Given exercise
Each line of the data that includes the string "this" is to be copied out.

Start of Dataset records

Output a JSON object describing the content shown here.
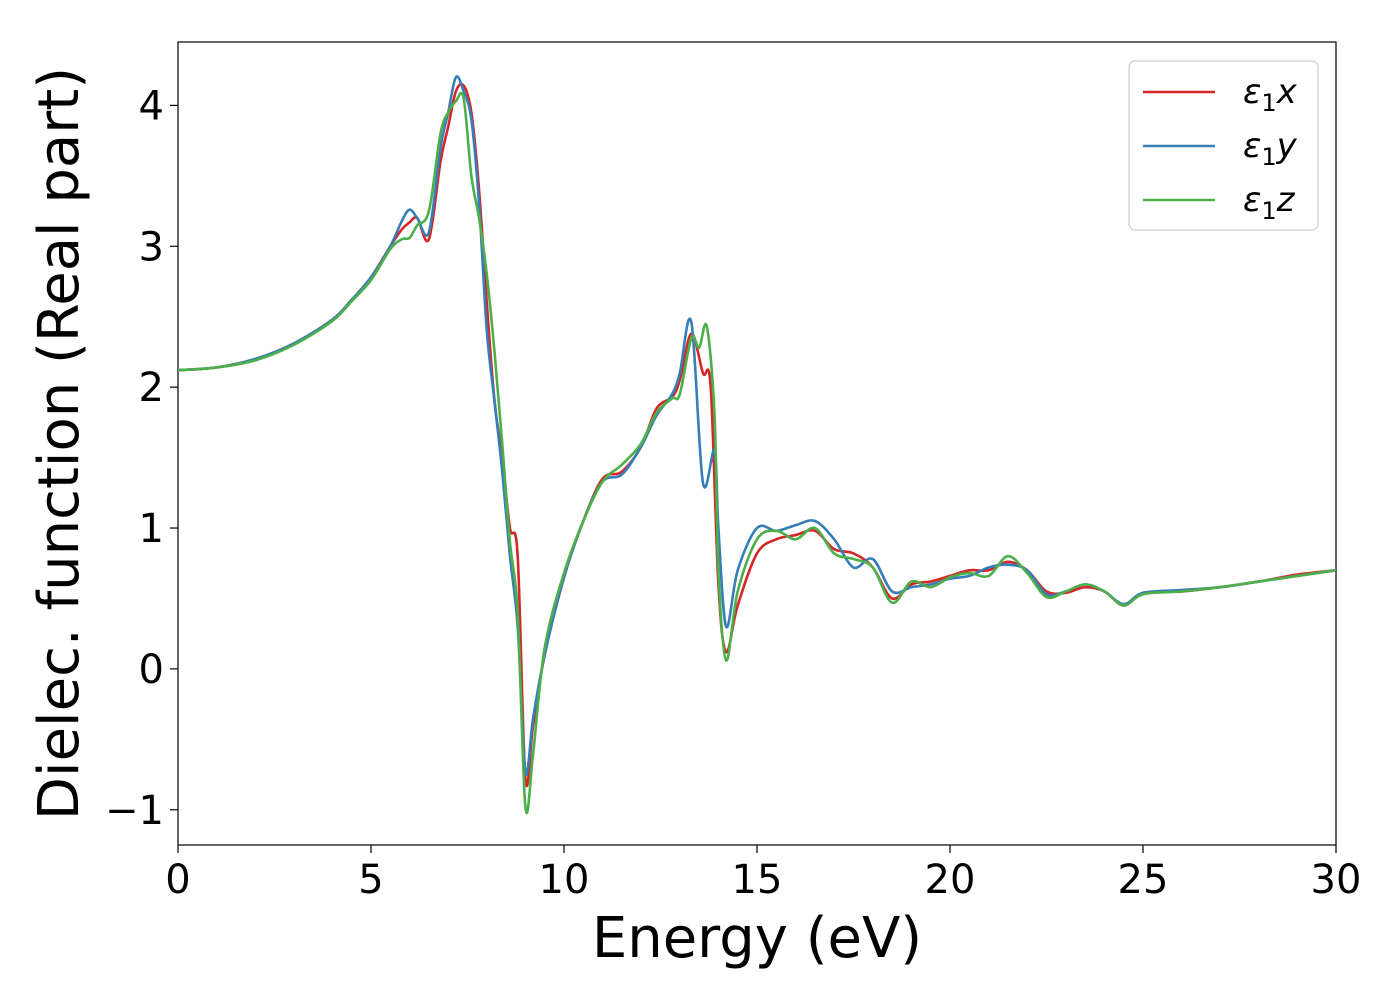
{
  "chart_data": {
    "type": "line",
    "xlabel": "Energy (eV)",
    "ylabel": "Dielec. function (Real part)",
    "xlim": [
      0,
      30
    ],
    "ylim": [
      -1.25,
      4.45
    ],
    "xticks": [
      0,
      5,
      10,
      15,
      20,
      25,
      30
    ],
    "yticks": [
      -1,
      0,
      1,
      2,
      3,
      4
    ],
    "xtick_labels": [
      "0",
      "5",
      "10",
      "15",
      "20",
      "25",
      "30"
    ],
    "ytick_labels": [
      "−1",
      "0",
      "1",
      "2",
      "3",
      "4"
    ],
    "grid": false,
    "legend_position": "top-right",
    "series": [
      {
        "name": "ε₁x",
        "legend_base": "ε",
        "legend_sub": "1",
        "legend_var": "x",
        "color": "#d62728",
        "points": [
          [
            0,
            2.12
          ],
          [
            1,
            2.14
          ],
          [
            2,
            2.2
          ],
          [
            3,
            2.31
          ],
          [
            4,
            2.48
          ],
          [
            4.5,
            2.62
          ],
          [
            5,
            2.78
          ],
          [
            5.5,
            3.0
          ],
          [
            5.8,
            3.12
          ],
          [
            6.0,
            3.17
          ],
          [
            6.2,
            3.2
          ],
          [
            6.5,
            3.05
          ],
          [
            6.8,
            3.6
          ],
          [
            7.0,
            3.85
          ],
          [
            7.2,
            4.1
          ],
          [
            7.4,
            4.14
          ],
          [
            7.6,
            3.95
          ],
          [
            7.8,
            3.4
          ],
          [
            8.0,
            2.6
          ],
          [
            8.2,
            1.9
          ],
          [
            8.4,
            1.5
          ],
          [
            8.6,
            1.0
          ],
          [
            8.8,
            0.8
          ],
          [
            9.0,
            -0.78
          ],
          [
            9.2,
            -0.4
          ],
          [
            9.5,
            0.1
          ],
          [
            10.0,
            0.65
          ],
          [
            10.5,
            1.05
          ],
          [
            11.0,
            1.35
          ],
          [
            11.5,
            1.4
          ],
          [
            12.0,
            1.58
          ],
          [
            12.4,
            1.85
          ],
          [
            12.8,
            1.93
          ],
          [
            13.0,
            2.05
          ],
          [
            13.3,
            2.38
          ],
          [
            13.6,
            2.1
          ],
          [
            13.8,
            2.0
          ],
          [
            14.0,
            0.6
          ],
          [
            14.2,
            0.12
          ],
          [
            14.5,
            0.45
          ],
          [
            15.0,
            0.82
          ],
          [
            15.5,
            0.92
          ],
          [
            16.0,
            0.95
          ],
          [
            16.5,
            0.98
          ],
          [
            17.0,
            0.85
          ],
          [
            17.5,
            0.82
          ],
          [
            18.0,
            0.72
          ],
          [
            18.5,
            0.5
          ],
          [
            19.0,
            0.6
          ],
          [
            19.5,
            0.62
          ],
          [
            20.0,
            0.66
          ],
          [
            20.5,
            0.7
          ],
          [
            21.0,
            0.7
          ],
          [
            21.5,
            0.76
          ],
          [
            22.0,
            0.7
          ],
          [
            22.5,
            0.55
          ],
          [
            23.0,
            0.54
          ],
          [
            23.5,
            0.58
          ],
          [
            24.0,
            0.55
          ],
          [
            24.5,
            0.45
          ],
          [
            25.0,
            0.54
          ],
          [
            26.0,
            0.55
          ],
          [
            27.0,
            0.58
          ],
          [
            28.0,
            0.62
          ],
          [
            29.0,
            0.67
          ],
          [
            30.0,
            0.7
          ]
        ]
      },
      {
        "name": "ε₁y",
        "legend_base": "ε",
        "legend_sub": "1",
        "legend_var": "y",
        "color": "#377eb8",
        "points": [
          [
            0,
            2.12
          ],
          [
            1,
            2.14
          ],
          [
            2,
            2.2
          ],
          [
            3,
            2.31
          ],
          [
            4,
            2.48
          ],
          [
            4.5,
            2.62
          ],
          [
            5,
            2.78
          ],
          [
            5.5,
            3.0
          ],
          [
            5.8,
            3.18
          ],
          [
            6.0,
            3.26
          ],
          [
            6.2,
            3.2
          ],
          [
            6.5,
            3.1
          ],
          [
            6.8,
            3.7
          ],
          [
            7.0,
            3.95
          ],
          [
            7.2,
            4.2
          ],
          [
            7.4,
            4.1
          ],
          [
            7.6,
            3.9
          ],
          [
            7.8,
            3.3
          ],
          [
            8.0,
            2.4
          ],
          [
            8.2,
            1.9
          ],
          [
            8.4,
            1.4
          ],
          [
            8.6,
            0.8
          ],
          [
            8.8,
            0.3
          ],
          [
            9.0,
            -0.73
          ],
          [
            9.2,
            -0.35
          ],
          [
            9.5,
            0.1
          ],
          [
            10.0,
            0.65
          ],
          [
            10.5,
            1.05
          ],
          [
            11.0,
            1.33
          ],
          [
            11.5,
            1.38
          ],
          [
            12.0,
            1.58
          ],
          [
            12.4,
            1.8
          ],
          [
            12.8,
            1.95
          ],
          [
            13.0,
            2.1
          ],
          [
            13.3,
            2.46
          ],
          [
            13.6,
            1.32
          ],
          [
            13.9,
            1.55
          ],
          [
            14.0,
            1.0
          ],
          [
            14.2,
            0.3
          ],
          [
            14.5,
            0.7
          ],
          [
            15.0,
            1.0
          ],
          [
            15.5,
            0.98
          ],
          [
            16.0,
            1.02
          ],
          [
            16.5,
            1.05
          ],
          [
            17.0,
            0.92
          ],
          [
            17.5,
            0.72
          ],
          [
            18.0,
            0.78
          ],
          [
            18.5,
            0.55
          ],
          [
            19.0,
            0.58
          ],
          [
            19.5,
            0.6
          ],
          [
            20.0,
            0.64
          ],
          [
            20.5,
            0.66
          ],
          [
            21.0,
            0.72
          ],
          [
            21.5,
            0.74
          ],
          [
            22.0,
            0.7
          ],
          [
            22.5,
            0.53
          ],
          [
            23.0,
            0.55
          ],
          [
            23.5,
            0.6
          ],
          [
            24.0,
            0.55
          ],
          [
            24.5,
            0.46
          ],
          [
            25.0,
            0.54
          ],
          [
            26.0,
            0.56
          ],
          [
            27.0,
            0.58
          ],
          [
            28.0,
            0.62
          ],
          [
            29.0,
            0.66
          ],
          [
            30.0,
            0.7
          ]
        ]
      },
      {
        "name": "ε₁z",
        "legend_base": "ε",
        "legend_sub": "1",
        "legend_var": "z",
        "color": "#4daf4a",
        "points": [
          [
            0,
            2.12
          ],
          [
            1,
            2.14
          ],
          [
            2,
            2.19
          ],
          [
            3,
            2.3
          ],
          [
            4,
            2.47
          ],
          [
            4.5,
            2.61
          ],
          [
            5,
            2.76
          ],
          [
            5.5,
            2.98
          ],
          [
            5.8,
            3.05
          ],
          [
            6.0,
            3.06
          ],
          [
            6.2,
            3.15
          ],
          [
            6.5,
            3.25
          ],
          [
            6.8,
            3.8
          ],
          [
            7.0,
            3.95
          ],
          [
            7.2,
            4.03
          ],
          [
            7.4,
            4.05
          ],
          [
            7.6,
            3.5
          ],
          [
            7.8,
            3.2
          ],
          [
            8.0,
            2.8
          ],
          [
            8.2,
            2.25
          ],
          [
            8.4,
            1.6
          ],
          [
            8.6,
            0.9
          ],
          [
            8.8,
            0.4
          ],
          [
            9.0,
            -0.98
          ],
          [
            9.2,
            -0.6
          ],
          [
            9.5,
            0.15
          ],
          [
            10.0,
            0.68
          ],
          [
            10.5,
            1.05
          ],
          [
            11.0,
            1.33
          ],
          [
            11.5,
            1.45
          ],
          [
            12.0,
            1.6
          ],
          [
            12.4,
            1.82
          ],
          [
            12.8,
            1.92
          ],
          [
            13.0,
            1.95
          ],
          [
            13.3,
            2.35
          ],
          [
            13.5,
            2.28
          ],
          [
            13.7,
            2.43
          ],
          [
            13.9,
            1.8
          ],
          [
            14.0,
            0.7
          ],
          [
            14.2,
            0.06
          ],
          [
            14.5,
            0.55
          ],
          [
            15.0,
            0.92
          ],
          [
            15.5,
            0.98
          ],
          [
            16.0,
            0.92
          ],
          [
            16.5,
            1.0
          ],
          [
            17.0,
            0.82
          ],
          [
            17.5,
            0.78
          ],
          [
            18.0,
            0.72
          ],
          [
            18.5,
            0.47
          ],
          [
            19.0,
            0.62
          ],
          [
            19.5,
            0.58
          ],
          [
            20.0,
            0.65
          ],
          [
            20.5,
            0.68
          ],
          [
            21.0,
            0.66
          ],
          [
            21.5,
            0.8
          ],
          [
            22.0,
            0.68
          ],
          [
            22.5,
            0.51
          ],
          [
            23.0,
            0.55
          ],
          [
            23.5,
            0.6
          ],
          [
            24.0,
            0.55
          ],
          [
            24.5,
            0.45
          ],
          [
            25.0,
            0.53
          ],
          [
            26.0,
            0.55
          ],
          [
            27.0,
            0.58
          ],
          [
            28.0,
            0.62
          ],
          [
            29.0,
            0.66
          ],
          [
            30.0,
            0.7
          ]
        ]
      }
    ]
  }
}
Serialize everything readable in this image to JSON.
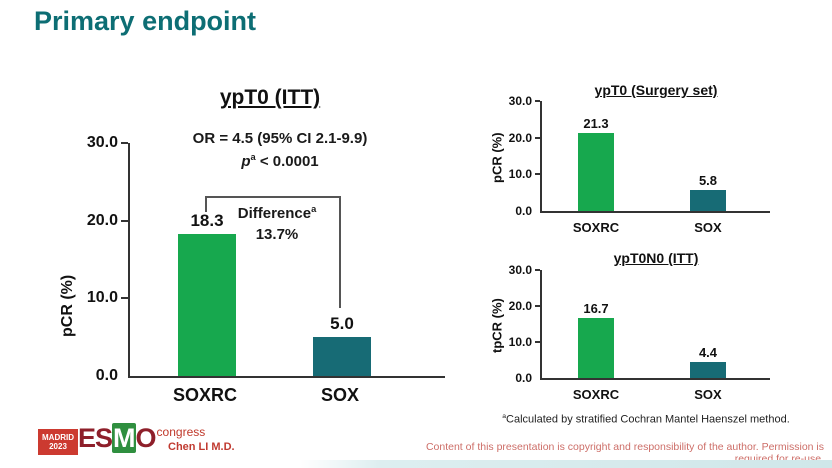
{
  "slide": {
    "title": "Primary endpoint",
    "presenter": "Chen LI M.D.",
    "footnote_sup": "a",
    "footnote_text": "Calculated by stratified Cochran Mantel Haenszel method.",
    "copyright": "Content of this presentation is copyright and responsibility of the author. Permission is required for re-use.",
    "logo": {
      "venue": "MADRID",
      "year": "2023",
      "org_e": "ES",
      "org_m": "M",
      "org_o": "O",
      "suffix": "congress"
    },
    "colors": {
      "title_teal": "#0d6e74",
      "bar_green": "#17a84e",
      "bar_teal": "#176b75",
      "red_text": "#c03a30"
    }
  },
  "chart_data": [
    {
      "id": "main-ypt0-itt",
      "type": "bar",
      "title": "ypT0 (ITT)",
      "ylabel": "pCR (%)",
      "ylim": [
        0,
        30
      ],
      "yticks": [
        "30.0",
        "20.0",
        "10.0",
        "0.0"
      ],
      "categories": [
        "SOXRC",
        "SOX"
      ],
      "values": [
        18.3,
        5.0
      ],
      "value_labels": [
        "18.3",
        "5.0"
      ],
      "bar_colors": [
        "#17a84e",
        "#176b75"
      ],
      "grid": false,
      "annotations": {
        "or_line": "OR = 4.5 (95% CI 2.1-9.9)",
        "p_italic": "p",
        "p_sup": "a",
        "p_tail": " < 0.0001",
        "diff_label": "Difference",
        "diff_sup": "a",
        "diff_value": "13.7%"
      }
    },
    {
      "id": "ypt0-surgery-set",
      "type": "bar",
      "title": "ypT0 (Surgery set)",
      "ylabel": "pCR (%)",
      "ylim": [
        0,
        30
      ],
      "yticks": [
        "30.0",
        "20.0",
        "10.0",
        "0.0"
      ],
      "categories": [
        "SOXRC",
        "SOX"
      ],
      "values": [
        21.3,
        5.8
      ],
      "value_labels": [
        "21.3",
        "5.8"
      ],
      "bar_colors": [
        "#17a84e",
        "#176b75"
      ],
      "grid": false
    },
    {
      "id": "ypt0n0-itt",
      "type": "bar",
      "title": "ypT0N0 (ITT)",
      "ylabel": "tpCR (%)",
      "ylim": [
        0,
        30
      ],
      "yticks": [
        "30.0",
        "20.0",
        "10.0",
        "0.0"
      ],
      "categories": [
        "SOXRC",
        "SOX"
      ],
      "values": [
        16.7,
        4.4
      ],
      "value_labels": [
        "16.7",
        "4.4"
      ],
      "bar_colors": [
        "#17a84e",
        "#176b75"
      ],
      "grid": false
    }
  ]
}
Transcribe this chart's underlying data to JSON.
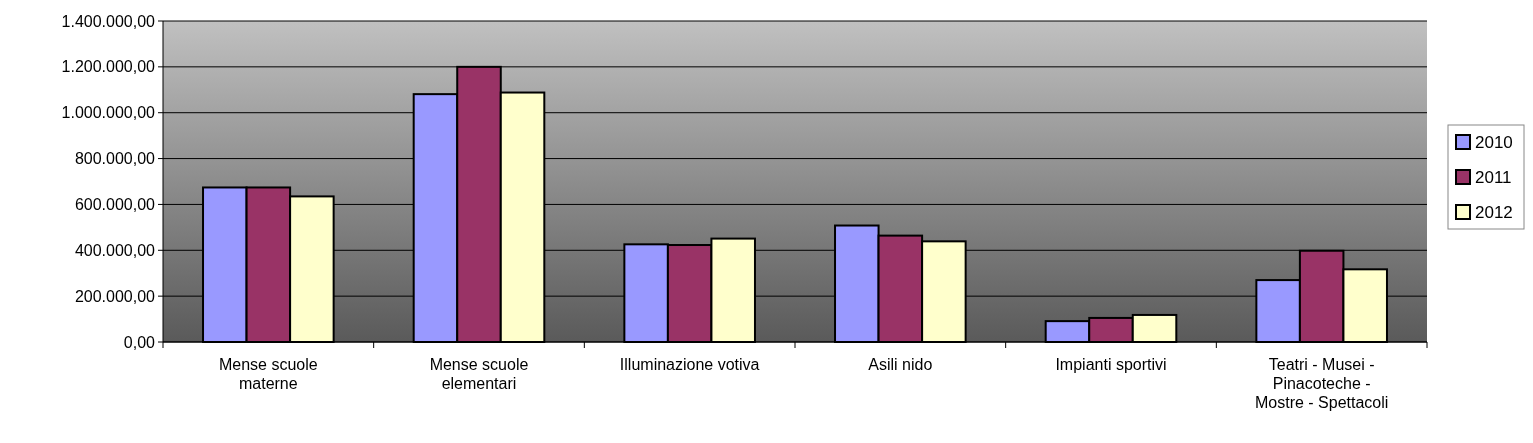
{
  "chart_data": {
    "type": "bar",
    "categories": [
      "Mense scuole materne",
      "Mense scuole elementari",
      "Illuminazione votiva",
      "Asili nido",
      "Impianti sportivi",
      "Teatri - Musei - Pinacoteche - Mostre - Spettacoli"
    ],
    "series": [
      {
        "name": "2010",
        "color": "#9999ff",
        "values": [
          674000,
          1081000,
          426000,
          508000,
          91000,
          270000
        ]
      },
      {
        "name": "2011",
        "color": "#993366",
        "values": [
          674000,
          1200000,
          423000,
          464000,
          105000,
          398000
        ]
      },
      {
        "name": "2012",
        "color": "#ffffcc",
        "values": [
          635000,
          1088000,
          451000,
          439000,
          118000,
          317000
        ]
      }
    ],
    "ylim": [
      0,
      1400000
    ],
    "yticks": [
      {
        "value": 0,
        "label": "0,00"
      },
      {
        "value": 200000,
        "label": "200.000,00"
      },
      {
        "value": 400000,
        "label": "400.000,00"
      },
      {
        "value": 600000,
        "label": "600.000,00"
      },
      {
        "value": 800000,
        "label": "800.000,00"
      },
      {
        "value": 1000000,
        "label": "1.000.000,00"
      },
      {
        "value": 1200000,
        "label": "1.200.000,00"
      },
      {
        "value": 1400000,
        "label": "1.400.000,00"
      }
    ],
    "grid": "y",
    "legend": "right"
  }
}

End of Dataset records

Solved exercise
Serialize everything readable in this image to JSON.
    "copyright": "Content of this presentation is copyright and responsibility of the author. Permission is required for re-use.",
Transcribe this chart's underlying data to JSON.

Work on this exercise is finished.